Transcribe the portion of the state well-being article below, starting with "Hawaii's Been Knocked" and going on through "highest in social.".

Quoted passage:
- Opening Delimiter -
Hawaii's Been Knocked Out of the Top Spot. This Is the New Happiest State. (Video)
A new Gallup and Sharecare study reveals how each state compares in their levels of well-being.
Every year, Gallup conducts thousands of telephone interviews with people across the U.S. to rank the happiness and wellness levels of each state's residents based on purpose, social, financial, community, and physical well-being categories. After analyzing 160,498 polls from 2017, Gallup and Sharecare announced the results from their extensive study this week.
Vermont and South Dakota tied for the nation's happiest state, with a national Well-Being Index score of 64.1 out of 100. Whereas South Dakota scored highest in purpose well-being, Vermont scored highest in social.
Hawaii, a six-time winner of the Gallup-Healthways poll, came in a close third at 63.4. Even though Hawaii got knocked down two pegs from 2016, the perennially happy state was the only one to rank “in the top 10 [states] across all elements of well-being” this year.
Minnesota ranked fourth in the Well-Being index, although a recent WalletHub study named the Land of 10,000 Lakes as happiest. However, their study differed from Gallup’s in that they analyzed each state’s levels of happiness and satisfaction based on 28 distinct categories, including depression, sports participation, number of work hours, safety, and divorce rate. Another key point to note is that WalletHub did not conduct personal interviews and instead collected their data from sources such as the U.S. Census Bureau and the Centers for Disease Control and Prevention. The subjective experience of happiness, it appears, doesn't quite square with more objective measures used to study it.
Unfortunately for West Virginia, both the Gallup and WalletHub studies placed the Appalachian state as the unhappiest in the U.S. Following close behind in the Gallup-Sharecare study are Louisiana and Arkansas, with scores of 49 and 48 respectively.
- Closing Delimiter -
Listed entries:
- Opening Delimiter -
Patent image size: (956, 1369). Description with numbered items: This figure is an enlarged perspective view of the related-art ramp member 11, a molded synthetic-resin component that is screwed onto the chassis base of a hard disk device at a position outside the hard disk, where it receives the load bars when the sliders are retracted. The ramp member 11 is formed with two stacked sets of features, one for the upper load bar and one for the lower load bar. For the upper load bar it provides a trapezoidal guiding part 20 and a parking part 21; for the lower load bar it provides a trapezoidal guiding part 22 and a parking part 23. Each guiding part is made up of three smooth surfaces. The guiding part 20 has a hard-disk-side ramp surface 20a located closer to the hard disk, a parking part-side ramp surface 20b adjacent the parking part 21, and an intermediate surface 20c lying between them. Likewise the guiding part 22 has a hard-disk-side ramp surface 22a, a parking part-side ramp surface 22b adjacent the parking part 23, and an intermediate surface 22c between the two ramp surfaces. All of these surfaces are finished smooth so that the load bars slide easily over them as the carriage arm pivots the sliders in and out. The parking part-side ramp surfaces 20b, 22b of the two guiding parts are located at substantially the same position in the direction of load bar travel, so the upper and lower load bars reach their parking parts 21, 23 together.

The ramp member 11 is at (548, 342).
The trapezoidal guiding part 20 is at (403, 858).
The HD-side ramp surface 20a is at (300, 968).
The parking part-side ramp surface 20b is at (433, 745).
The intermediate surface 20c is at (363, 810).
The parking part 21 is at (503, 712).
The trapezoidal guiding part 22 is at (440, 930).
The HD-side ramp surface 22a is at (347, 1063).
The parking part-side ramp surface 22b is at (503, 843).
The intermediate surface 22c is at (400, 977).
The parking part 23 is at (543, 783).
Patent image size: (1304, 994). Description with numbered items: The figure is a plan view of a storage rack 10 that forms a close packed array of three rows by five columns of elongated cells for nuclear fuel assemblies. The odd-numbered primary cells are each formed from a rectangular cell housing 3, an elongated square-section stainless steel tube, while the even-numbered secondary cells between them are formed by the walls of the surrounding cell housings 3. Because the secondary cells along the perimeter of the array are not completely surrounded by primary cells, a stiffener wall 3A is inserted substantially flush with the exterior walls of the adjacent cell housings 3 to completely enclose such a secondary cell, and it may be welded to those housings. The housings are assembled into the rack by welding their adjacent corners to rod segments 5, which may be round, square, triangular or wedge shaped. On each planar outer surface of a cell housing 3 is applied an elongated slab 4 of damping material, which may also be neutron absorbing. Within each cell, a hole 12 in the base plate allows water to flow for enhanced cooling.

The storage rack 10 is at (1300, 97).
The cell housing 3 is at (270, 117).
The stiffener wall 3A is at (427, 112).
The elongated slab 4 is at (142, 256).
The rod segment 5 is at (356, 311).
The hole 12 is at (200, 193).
- Closing Delimiter -
Solution to the problem:
Hawaii's Been Knocked Out of the Top Spot. This Is the New Happiest State. (Video)
A new Gallup and Sharecare study reveals how each state compares in their levels of well-being.
Every year, Gallup conducts thousands of telephone interviews with people across the U.S. to rank the happiness and wellness levels of each state's residents based on purpose, social, financial, community, and physical well-being categories. After analyzing 160,498 polls from 2017, Gallup and Sharecare announced the results from their extensive study this week.
Vermont and South Dakota tied for the nation's happiest state, with a national Well-Being Index score of 64.1 out of 100. Whereas South Dakota scored highest in purpose well-being, Vermont scored highest in social.